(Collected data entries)
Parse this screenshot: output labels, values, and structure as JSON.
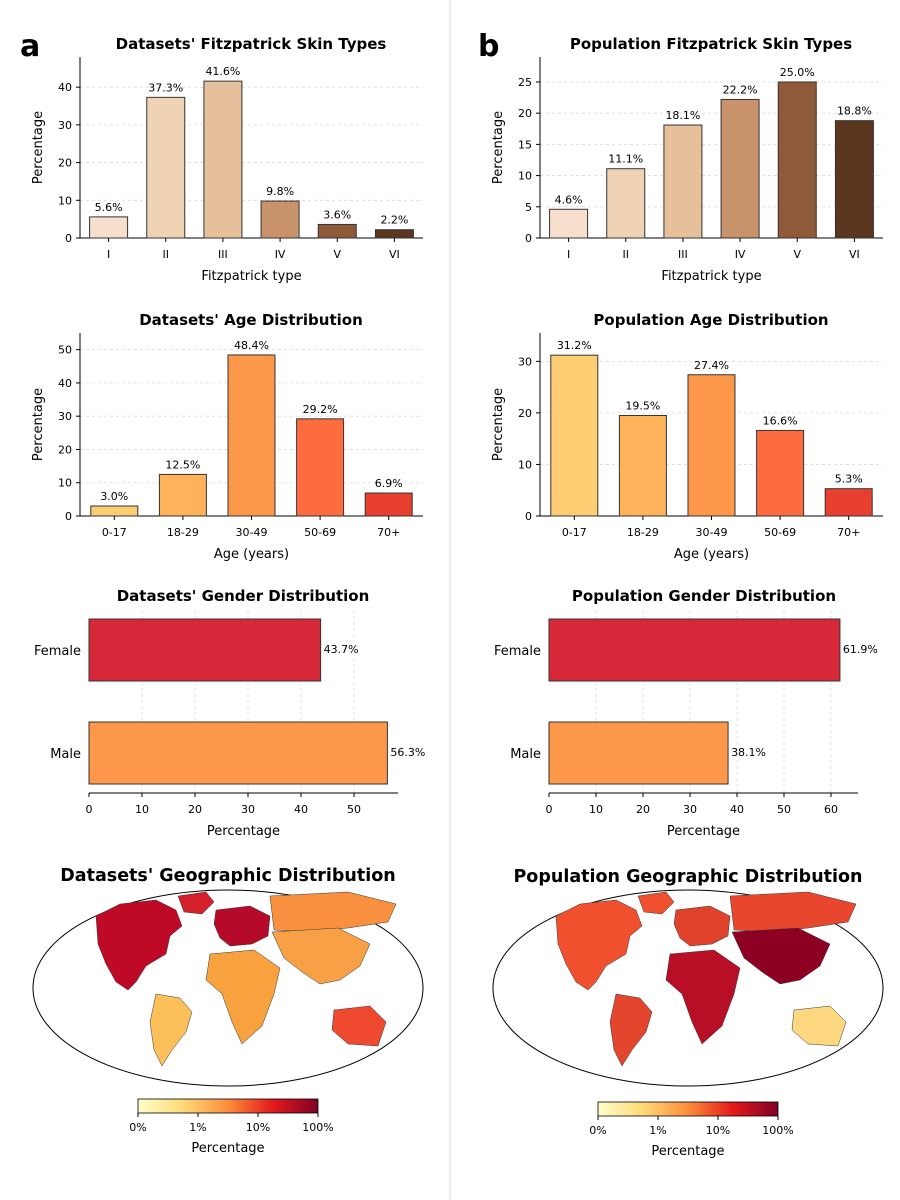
{
  "panels": [
    {
      "letter": "a"
    },
    {
      "letter": "b"
    }
  ],
  "chart_data": [
    {
      "id": "a-fitz",
      "panel": "a",
      "type": "bar",
      "title": "Datasets' Fitzpatrick Skin Types",
      "xlabel": "Fitzpatrick type",
      "ylabel": "Percentage",
      "categories": [
        "I",
        "II",
        "III",
        "IV",
        "V",
        "VI"
      ],
      "values": [
        5.6,
        37.3,
        41.6,
        9.8,
        3.6,
        2.2
      ],
      "value_labels": [
        "5.6%",
        "37.3%",
        "41.6%",
        "9.8%",
        "3.6%",
        "2.2%"
      ],
      "colors": [
        "#f6dfcd",
        "#f0d3b4",
        "#e6bf9b",
        "#c8926a",
        "#8e5a39",
        "#5c3720"
      ],
      "ylim": [
        0,
        48
      ],
      "yticks": [
        0,
        10,
        20,
        30,
        40
      ],
      "grid": true
    },
    {
      "id": "b-fitz",
      "panel": "b",
      "type": "bar",
      "title": "Population Fitzpatrick Skin Types",
      "xlabel": "Fitzpatrick type",
      "ylabel": "Percentage",
      "categories": [
        "I",
        "II",
        "III",
        "IV",
        "V",
        "VI"
      ],
      "values": [
        4.6,
        11.1,
        18.1,
        22.2,
        25.0,
        18.8
      ],
      "value_labels": [
        "4.6%",
        "11.1%",
        "18.1%",
        "22.2%",
        "25.0%",
        "18.8%"
      ],
      "colors": [
        "#f6dfcd",
        "#f0d3b4",
        "#e6bf9b",
        "#c8926a",
        "#8e5a39",
        "#5c3720"
      ],
      "ylim": [
        0,
        29
      ],
      "yticks": [
        0,
        5,
        10,
        15,
        20,
        25
      ],
      "grid": true
    },
    {
      "id": "a-age",
      "panel": "a",
      "type": "bar",
      "title": "Datasets' Age Distribution",
      "xlabel": "Age (years)",
      "ylabel": "Percentage",
      "categories": [
        "0-17",
        "18-29",
        "30-49",
        "50-69",
        "70+"
      ],
      "values": [
        3.0,
        12.5,
        48.4,
        29.2,
        6.9
      ],
      "value_labels": [
        "3.0%",
        "12.5%",
        "48.4%",
        "29.2%",
        "6.9%"
      ],
      "colors": [
        "#fdcd74",
        "#feb25a",
        "#fd984a",
        "#fc6c3e",
        "#e8402f"
      ],
      "ylim": [
        0,
        55
      ],
      "yticks": [
        0,
        10,
        20,
        30,
        40,
        50
      ],
      "grid": true
    },
    {
      "id": "b-age",
      "panel": "b",
      "type": "bar",
      "title": "Population Age Distribution",
      "xlabel": "Age (years)",
      "ylabel": "Percentage",
      "categories": [
        "0-17",
        "18-29",
        "30-49",
        "50-69",
        "70+"
      ],
      "values": [
        31.2,
        19.5,
        27.4,
        16.6,
        5.3
      ],
      "value_labels": [
        "31.2%",
        "19.5%",
        "27.4%",
        "16.6%",
        "5.3%"
      ],
      "colors": [
        "#fdcd74",
        "#feb25a",
        "#fd984a",
        "#fc6c3e",
        "#e8402f"
      ],
      "ylim": [
        0,
        35.5
      ],
      "yticks": [
        0,
        10,
        20,
        30
      ],
      "grid": true
    },
    {
      "id": "a-gender",
      "panel": "a",
      "type": "barh",
      "title": "Datasets' Gender Distribution",
      "xlabel": "Percentage",
      "ylabel": "",
      "categories": [
        "Female",
        "Male"
      ],
      "values": [
        43.7,
        56.3
      ],
      "value_labels": [
        "43.7%",
        "56.3%"
      ],
      "colors": [
        "#d7283a",
        "#fd984a"
      ],
      "xlim": [
        0,
        60
      ],
      "xticks": [
        0,
        10,
        20,
        30,
        40,
        50
      ],
      "grid": true
    },
    {
      "id": "b-gender",
      "panel": "b",
      "type": "barh",
      "title": "Population Gender Distribution",
      "xlabel": "Percentage",
      "ylabel": "",
      "categories": [
        "Female",
        "Male"
      ],
      "values": [
        61.9,
        38.1
      ],
      "value_labels": [
        "61.9%",
        "38.1%"
      ],
      "colors": [
        "#d7283a",
        "#fd984a"
      ],
      "xlim": [
        0,
        65
      ],
      "xticks": [
        0,
        10,
        20,
        30,
        40,
        50,
        60
      ],
      "grid": true
    },
    {
      "id": "a-geo",
      "panel": "a",
      "type": "choropleth",
      "title": "Datasets' Geographic Distribution",
      "colorbar": {
        "label": "Percentage",
        "scale": "log",
        "ticks": [
          "0%",
          "1%",
          "10%",
          "100%"
        ]
      },
      "regions": [
        {
          "name": "North America",
          "color": "#be0a26"
        },
        {
          "name": "Greenland",
          "color": "#d3202a"
        },
        {
          "name": "South America",
          "color": "#fcbf5a"
        },
        {
          "name": "Europe",
          "color": "#b60a2a"
        },
        {
          "name": "Russia",
          "color": "#f8903f"
        },
        {
          "name": "Africa",
          "color": "#f7a13f"
        },
        {
          "name": "Asia",
          "color": "#f8a045"
        },
        {
          "name": "Australia",
          "color": "#ef4a30"
        }
      ]
    },
    {
      "id": "b-geo",
      "panel": "b",
      "type": "choropleth",
      "title": "Population Geographic Distribution",
      "colorbar": {
        "label": "Percentage",
        "scale": "log",
        "ticks": [
          "0%",
          "1%",
          "10%",
          "100%"
        ]
      },
      "regions": [
        {
          "name": "North America",
          "color": "#f0502e"
        },
        {
          "name": "Greenland",
          "color": "#f0502e"
        },
        {
          "name": "South America",
          "color": "#e4452d"
        },
        {
          "name": "Europe",
          "color": "#e1422c"
        },
        {
          "name": "Russia",
          "color": "#e8472e"
        },
        {
          "name": "Africa",
          "color": "#b80f26"
        },
        {
          "name": "Asia",
          "color": "#8d0024"
        },
        {
          "name": "Australia",
          "color": "#fdd881"
        }
      ]
    }
  ]
}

## TO BE DONE
Please transcribe the material above exactly as written. Leave the pictures out.

## THE RESPONSE
Parse this screenshot: output labels, values, and structure as JSON.
{
  "panels": [
    {
      "letter": "a"
    },
    {
      "letter": "b"
    }
  ],
  "chart_data": [
    {
      "id": "a-fitz",
      "panel": "a",
      "type": "bar",
      "title": "Datasets' Fitzpatrick Skin Types",
      "xlabel": "Fitzpatrick type",
      "ylabel": "Percentage",
      "categories": [
        "I",
        "II",
        "III",
        "IV",
        "V",
        "VI"
      ],
      "values": [
        5.6,
        37.3,
        41.6,
        9.8,
        3.6,
        2.2
      ],
      "value_labels": [
        "5.6%",
        "37.3%",
        "41.6%",
        "9.8%",
        "3.6%",
        "2.2%"
      ],
      "colors": [
        "#f6dfcd",
        "#f0d3b4",
        "#e6bf9b",
        "#c8926a",
        "#8e5a39",
        "#5c3720"
      ],
      "ylim": [
        0,
        48
      ],
      "yticks": [
        0,
        10,
        20,
        30,
        40
      ],
      "grid": true
    },
    {
      "id": "b-fitz",
      "panel": "b",
      "type": "bar",
      "title": "Population Fitzpatrick Skin Types",
      "xlabel": "Fitzpatrick type",
      "ylabel": "Percentage",
      "categories": [
        "I",
        "II",
        "III",
        "IV",
        "V",
        "VI"
      ],
      "values": [
        4.6,
        11.1,
        18.1,
        22.2,
        25.0,
        18.8
      ],
      "value_labels": [
        "4.6%",
        "11.1%",
        "18.1%",
        "22.2%",
        "25.0%",
        "18.8%"
      ],
      "colors": [
        "#f6dfcd",
        "#f0d3b4",
        "#e6bf9b",
        "#c8926a",
        "#8e5a39",
        "#5c3720"
      ],
      "ylim": [
        0,
        29
      ],
      "yticks": [
        0,
        5,
        10,
        15,
        20,
        25
      ],
      "grid": true
    },
    {
      "id": "a-age",
      "panel": "a",
      "type": "bar",
      "title": "Datasets' Age Distribution",
      "xlabel": "Age (years)",
      "ylabel": "Percentage",
      "categories": [
        "0-17",
        "18-29",
        "30-49",
        "50-69",
        "70+"
      ],
      "values": [
        3.0,
        12.5,
        48.4,
        29.2,
        6.9
      ],
      "value_labels": [
        "3.0%",
        "12.5%",
        "48.4%",
        "29.2%",
        "6.9%"
      ],
      "colors": [
        "#fdcd74",
        "#feb25a",
        "#fd984a",
        "#fc6c3e",
        "#e8402f"
      ],
      "ylim": [
        0,
        55
      ],
      "yticks": [
        0,
        10,
        20,
        30,
        40,
        50
      ],
      "grid": true
    },
    {
      "id": "b-age",
      "panel": "b",
      "type": "bar",
      "title": "Population Age Distribution",
      "xlabel": "Age (years)",
      "ylabel": "Percentage",
      "categories": [
        "0-17",
        "18-29",
        "30-49",
        "50-69",
        "70+"
      ],
      "values": [
        31.2,
        19.5,
        27.4,
        16.6,
        5.3
      ],
      "value_labels": [
        "31.2%",
        "19.5%",
        "27.4%",
        "16.6%",
        "5.3%"
      ],
      "colors": [
        "#fdcd74",
        "#feb25a",
        "#fd984a",
        "#fc6c3e",
        "#e8402f"
      ],
      "ylim": [
        0,
        35.5
      ],
      "yticks": [
        0,
        10,
        20,
        30
      ],
      "grid": true
    },
    {
      "id": "a-gender",
      "panel": "a",
      "type": "barh",
      "title": "Datasets' Gender Distribution",
      "xlabel": "Percentage",
      "ylabel": "",
      "categories": [
        "Female",
        "Male"
      ],
      "values": [
        43.7,
        56.3
      ],
      "value_labels": [
        "43.7%",
        "56.3%"
      ],
      "colors": [
        "#d7283a",
        "#fd984a"
      ],
      "xlim": [
        0,
        60
      ],
      "xticks": [
        0,
        10,
        20,
        30,
        40,
        50
      ],
      "grid": true
    },
    {
      "id": "b-gender",
      "panel": "b",
      "type": "barh",
      "title": "Population Gender Distribution",
      "xlabel": "Percentage",
      "ylabel": "",
      "categories": [
        "Female",
        "Male"
      ],
      "values": [
        61.9,
        38.1
      ],
      "value_labels": [
        "61.9%",
        "38.1%"
      ],
      "colors": [
        "#d7283a",
        "#fd984a"
      ],
      "xlim": [
        0,
        65
      ],
      "xticks": [
        0,
        10,
        20,
        30,
        40,
        50,
        60
      ],
      "grid": true
    },
    {
      "id": "a-geo",
      "panel": "a",
      "type": "choropleth",
      "title": "Datasets' Geographic Distribution",
      "colorbar": {
        "label": "Percentage",
        "scale": "log",
        "ticks": [
          "0%",
          "1%",
          "10%",
          "100%"
        ]
      },
      "regions": [
        {
          "name": "North America",
          "color": "#be0a26"
        },
        {
          "name": "Greenland",
          "color": "#d3202a"
        },
        {
          "name": "South America",
          "color": "#fcbf5a"
        },
        {
          "name": "Europe",
          "color": "#b60a2a"
        },
        {
          "name": "Russia",
          "color": "#f8903f"
        },
        {
          "name": "Africa",
          "color": "#f7a13f"
        },
        {
          "name": "Asia",
          "color": "#f8a045"
        },
        {
          "name": "Australia",
          "color": "#ef4a30"
        }
      ]
    },
    {
      "id": "b-geo",
      "panel": "b",
      "type": "choropleth",
      "title": "Population Geographic Distribution",
      "colorbar": {
        "label": "Percentage",
        "scale": "log",
        "ticks": [
          "0%",
          "1%",
          "10%",
          "100%"
        ]
      },
      "regions": [
        {
          "name": "North America",
          "color": "#f0502e"
        },
        {
          "name": "Greenland",
          "color": "#f0502e"
        },
        {
          "name": "South America",
          "color": "#e4452d"
        },
        {
          "name": "Europe",
          "color": "#e1422c"
        },
        {
          "name": "Russia",
          "color": "#e8472e"
        },
        {
          "name": "Africa",
          "color": "#b80f26"
        },
        {
          "name": "Asia",
          "color": "#8d0024"
        },
        {
          "name": "Australia",
          "color": "#fdd881"
        }
      ]
    }
  ]
}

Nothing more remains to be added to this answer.